Dataset entries

------------------------------

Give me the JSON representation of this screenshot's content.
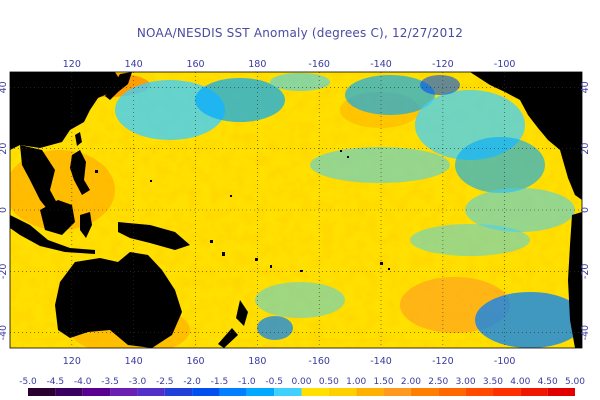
{
  "title": "NOAA/NESDIS SST Anomaly (degrees C), 12/27/2012",
  "map": {
    "type": "sea-surface-temperature-anomaly-map",
    "lon_range_deg_east": [
      100,
      285
    ],
    "lat_range": [
      -45,
      45
    ],
    "lon_ticks_top": [
      "120",
      "140",
      "160",
      "180",
      "-160",
      "-140",
      "-120",
      "-100"
    ],
    "lon_ticks_bottom": [
      "120",
      "140",
      "160",
      "180",
      "-160",
      "-140",
      "-120",
      "-100"
    ],
    "lat_ticks_left": [
      "40",
      "20",
      "0",
      "-20",
      "-40"
    ],
    "lat_ticks_right": [
      "40",
      "20",
      "0",
      "-20",
      "-40"
    ],
    "land_color": "#000000",
    "grid": "dotted"
  },
  "colorbar": {
    "labels": [
      "-5.0",
      "-4.5",
      "-4.0",
      "-3.5",
      "-3.0",
      "-2.5",
      "-2.0",
      "-1.5",
      "-1.0",
      "-0.5",
      "0.00",
      "0.50",
      "1.00",
      "1.50",
      "2.00",
      "2.50",
      "3.00",
      "3.50",
      "4.00",
      "4.50",
      "5.00"
    ],
    "colors": [
      "#2a0030",
      "#3a0060",
      "#5a0090",
      "#6a20b0",
      "#5030c8",
      "#2040d8",
      "#0050f0",
      "#0080ff",
      "#00a8ff",
      "#40d0ff",
      "#ffe000",
      "#ffd000",
      "#ffb000",
      "#ff9a20",
      "#ff8000",
      "#ff6800",
      "#ff4a00",
      "#ff3000",
      "#f01800",
      "#e00000"
    ]
  }
}
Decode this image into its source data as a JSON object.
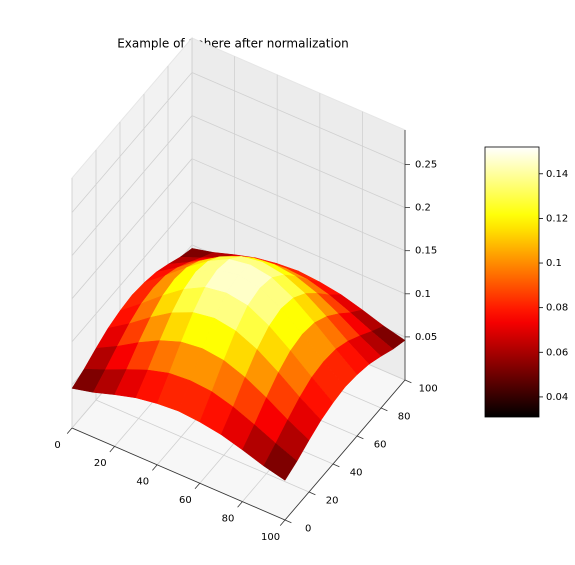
{
  "chart_data": {
    "type": "surface",
    "title": "Example of Sphere after normalization",
    "x": [
      0,
      10,
      20,
      30,
      40,
      50,
      60,
      70,
      80,
      90,
      100
    ],
    "y": [
      0,
      10,
      20,
      30,
      40,
      50,
      60,
      70,
      80,
      90,
      100
    ],
    "z": [
      [
        0.046,
        0.052,
        0.06,
        0.067,
        0.071,
        0.073,
        0.071,
        0.067,
        0.06,
        0.052,
        0.046
      ],
      [
        0.052,
        0.062,
        0.073,
        0.083,
        0.09,
        0.092,
        0.09,
        0.083,
        0.073,
        0.062,
        0.052
      ],
      [
        0.06,
        0.073,
        0.088,
        0.101,
        0.11,
        0.113,
        0.11,
        0.101,
        0.088,
        0.073,
        0.06
      ],
      [
        0.067,
        0.083,
        0.101,
        0.117,
        0.128,
        0.132,
        0.128,
        0.117,
        0.101,
        0.083,
        0.067
      ],
      [
        0.071,
        0.09,
        0.11,
        0.128,
        0.141,
        0.145,
        0.141,
        0.128,
        0.11,
        0.09,
        0.071
      ],
      [
        0.073,
        0.092,
        0.113,
        0.132,
        0.145,
        0.15,
        0.145,
        0.132,
        0.113,
        0.092,
        0.073
      ],
      [
        0.071,
        0.09,
        0.11,
        0.128,
        0.141,
        0.145,
        0.141,
        0.128,
        0.11,
        0.09,
        0.071
      ],
      [
        0.067,
        0.083,
        0.101,
        0.117,
        0.128,
        0.132,
        0.128,
        0.117,
        0.101,
        0.083,
        0.067
      ],
      [
        0.06,
        0.073,
        0.088,
        0.101,
        0.11,
        0.113,
        0.11,
        0.101,
        0.088,
        0.073,
        0.06
      ],
      [
        0.052,
        0.062,
        0.073,
        0.083,
        0.09,
        0.092,
        0.09,
        0.083,
        0.073,
        0.062,
        0.052
      ],
      [
        0.046,
        0.052,
        0.06,
        0.067,
        0.071,
        0.073,
        0.071,
        0.067,
        0.06,
        0.052,
        0.046
      ]
    ],
    "xlim": [
      0,
      100
    ],
    "xticks": [
      0,
      20,
      40,
      60,
      80,
      100
    ],
    "ylim": [
      0,
      100
    ],
    "yticks": [
      0,
      20,
      40,
      60,
      80,
      100
    ],
    "zlim": [
      0,
      0.29
    ],
    "zticks": [
      0.05,
      0.1,
      0.15,
      0.2,
      0.25
    ],
    "colormap": "hot",
    "clim": [
      0.031,
      0.152
    ],
    "colorbar_ticks": [
      0.04,
      0.06,
      0.08,
      0.1,
      0.12,
      0.14
    ],
    "grid": true
  }
}
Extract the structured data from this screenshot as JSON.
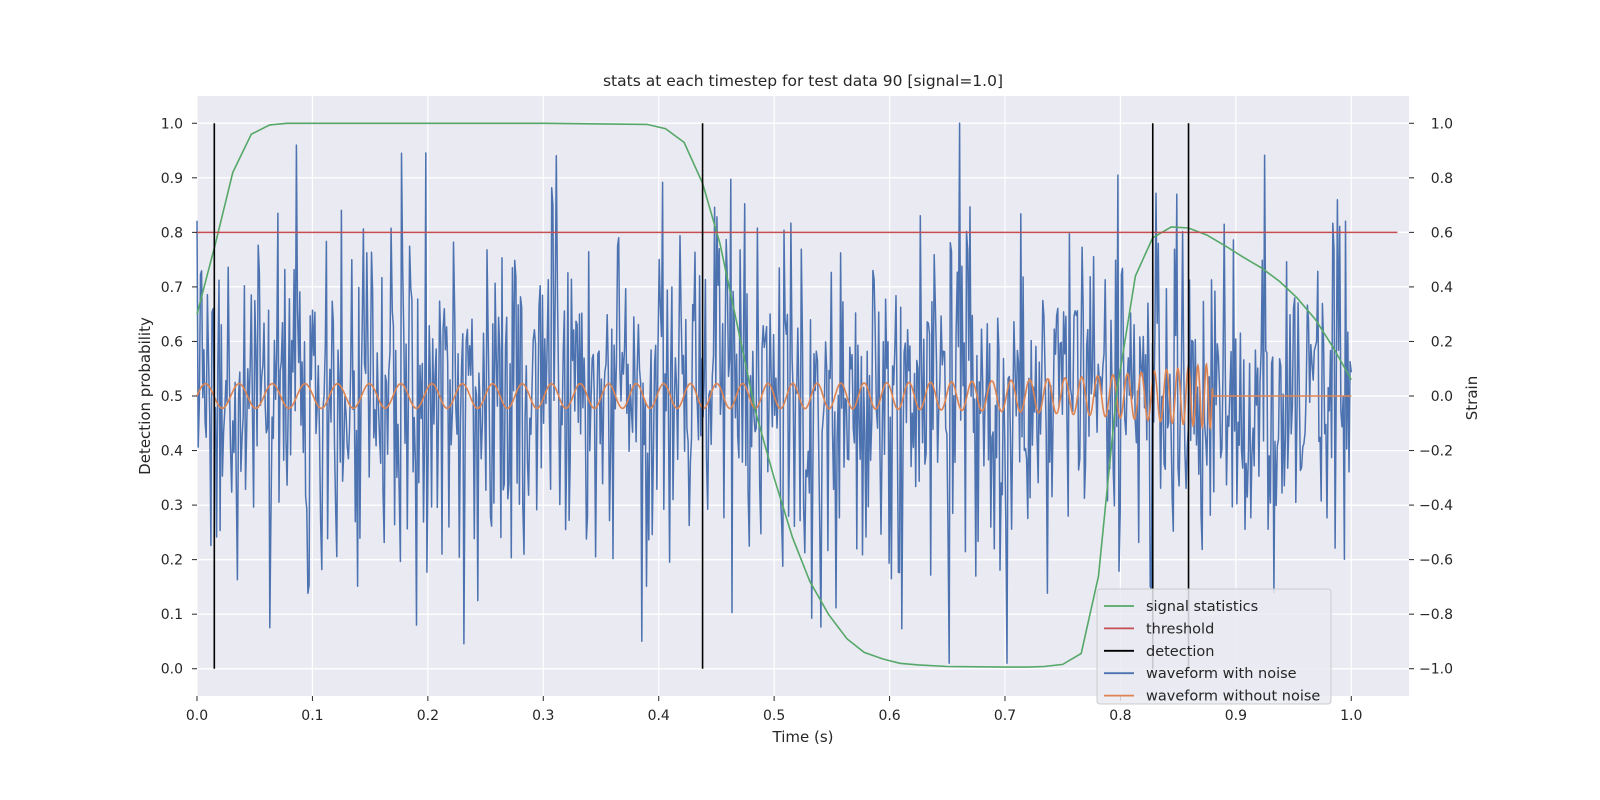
{
  "chart_data": {
    "type": "line",
    "title": "stats at each timestep for test data 90 [signal=1.0]",
    "xlabel": "Time (s)",
    "ylabel": "Detection probability",
    "y2label": "Strain",
    "xlim": [
      0.0,
      1.05
    ],
    "ylim": [
      -0.05,
      1.05
    ],
    "y2lim": [
      -1.1,
      1.1
    ],
    "x_ticks": [
      0.0,
      0.1,
      0.2,
      0.3,
      0.4,
      0.5,
      0.6,
      0.7,
      0.8,
      0.9,
      1.0
    ],
    "x_tick_labels": [
      "0.0",
      "0.1",
      "0.2",
      "0.3",
      "0.4",
      "0.5",
      "0.6",
      "0.7",
      "0.8",
      "0.9",
      "1.0"
    ],
    "y_ticks": [
      0.0,
      0.1,
      0.2,
      0.3,
      0.4,
      0.5,
      0.6,
      0.7,
      0.8,
      0.9,
      1.0
    ],
    "y_tick_labels": [
      "0.0",
      "0.1",
      "0.2",
      "0.3",
      "0.4",
      "0.5",
      "0.6",
      "0.7",
      "0.8",
      "0.9",
      "1.0"
    ],
    "y2_ticks": [
      -1.0,
      -0.8,
      -0.6,
      -0.4,
      -0.2,
      0.0,
      0.2,
      0.4,
      0.6,
      0.8,
      1.0
    ],
    "y2_tick_labels": [
      "−1.0",
      "−0.8",
      "−0.6",
      "−0.4",
      "−0.2",
      "0.0",
      "0.2",
      "0.4",
      "0.6",
      "0.8",
      "1.0"
    ],
    "grid": true,
    "legend_position": "lower-right",
    "series": [
      {
        "name": "signal statistics",
        "color": "#55a868",
        "axis": "left",
        "x": [
          0.0,
          0.016,
          0.031,
          0.047,
          0.063,
          0.078,
          0.094,
          0.2,
          0.3,
          0.39,
          0.406,
          0.422,
          0.438,
          0.453,
          0.469,
          0.484,
          0.5,
          0.516,
          0.531,
          0.547,
          0.563,
          0.578,
          0.594,
          0.609,
          0.625,
          0.65,
          0.7,
          0.72,
          0.734,
          0.75,
          0.766,
          0.781,
          0.797,
          0.813,
          0.828,
          0.844,
          0.859,
          0.875,
          0.891,
          0.906,
          0.922,
          0.938,
          0.953,
          0.969,
          0.984,
          1.0
        ],
        "y": [
          0.65,
          0.78,
          0.91,
          0.98,
          0.997,
          1.0,
          1.0,
          1.0,
          1.0,
          0.998,
          0.99,
          0.965,
          0.89,
          0.78,
          0.62,
          0.47,
          0.35,
          0.24,
          0.16,
          0.1,
          0.055,
          0.03,
          0.018,
          0.01,
          0.007,
          0.004,
          0.003,
          0.003,
          0.004,
          0.008,
          0.028,
          0.17,
          0.51,
          0.72,
          0.79,
          0.81,
          0.808,
          0.795,
          0.775,
          0.755,
          0.735,
          0.71,
          0.68,
          0.64,
          0.59,
          0.53
        ]
      },
      {
        "name": "threshold",
        "color": "#c44e52",
        "axis": "left",
        "x": [
          0.0,
          1.04
        ],
        "y": [
          0.8,
          0.8
        ]
      },
      {
        "name": "detection",
        "color": "#000000",
        "axis": "left",
        "x": [
          0.015,
          0.438,
          0.828,
          0.859
        ],
        "y_range": [
          0.0,
          1.0
        ]
      },
      {
        "name": "waveform with noise",
        "color": "#4c72b0",
        "axis": "right",
        "n_points": 1000,
        "x_range": [
          0.0,
          1.0
        ],
        "y_range_approx": [
          -0.98,
          1.0
        ],
        "peaks": [
          {
            "x": 0.086,
            "y": 0.92
          },
          {
            "x": 0.177,
            "y": 0.89
          },
          {
            "x": 0.661,
            "y": 1.0
          },
          {
            "x": 0.652,
            "y": -0.98
          },
          {
            "x": 0.063,
            "y": -0.85
          },
          {
            "x": 0.19,
            "y": -0.84
          },
          {
            "x": 0.849,
            "y": 0.74
          }
        ]
      },
      {
        "name": "waveform without noise",
        "color": "#dd8452",
        "axis": "right",
        "description_values": {
          "start_frequency_hz": 34,
          "end_x": 0.88,
          "amplitude_start": 0.045,
          "amplitude_peak": 0.12,
          "after_merger_value": 0.0
        }
      }
    ]
  }
}
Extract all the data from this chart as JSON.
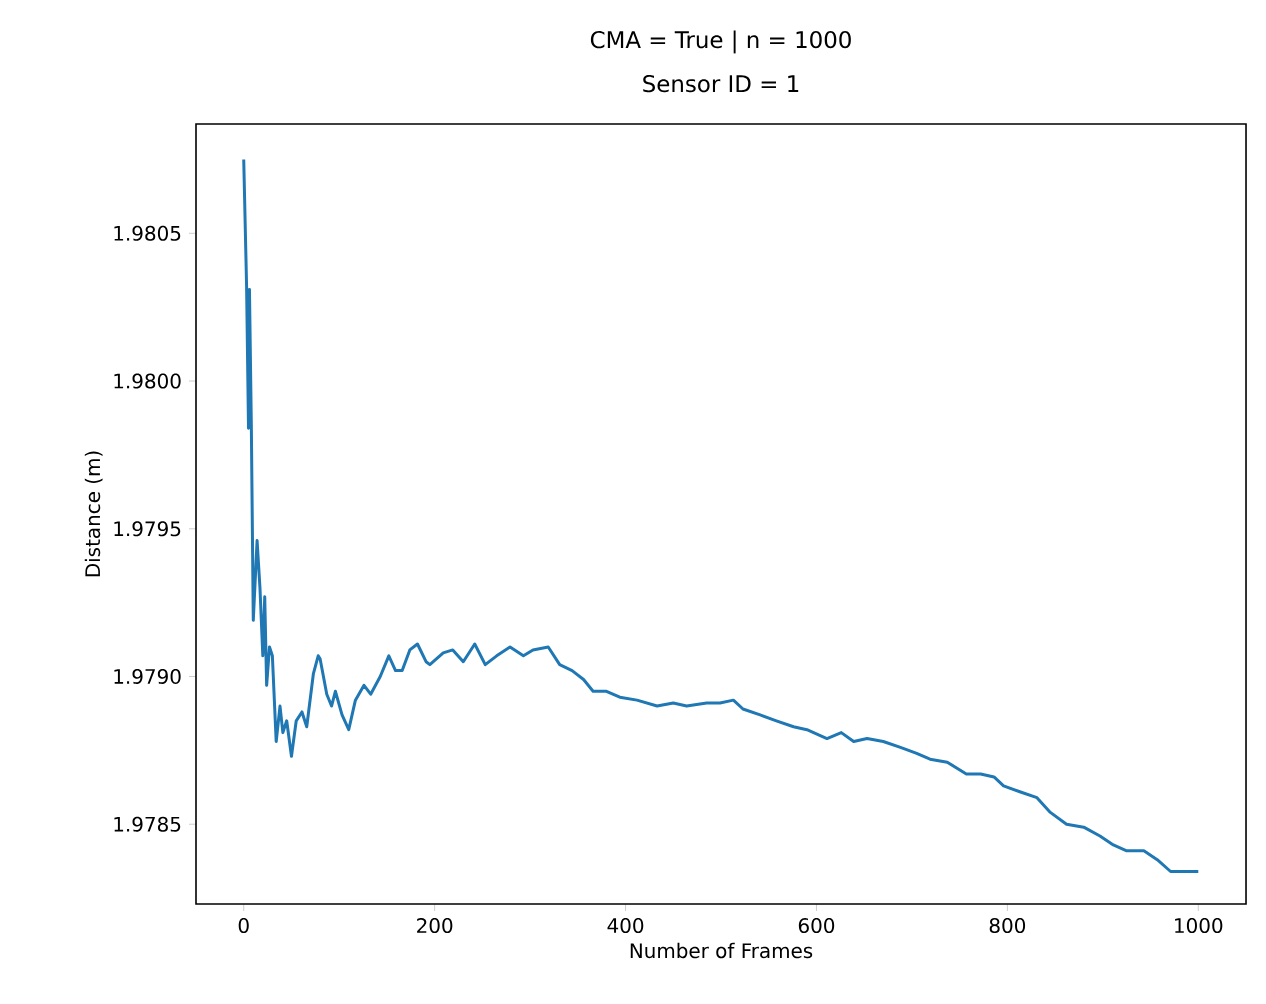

------------------------------

> **Written task**: How many of the lines above include the word "Extract"? Respond with the number alone.

> **Task output**: 2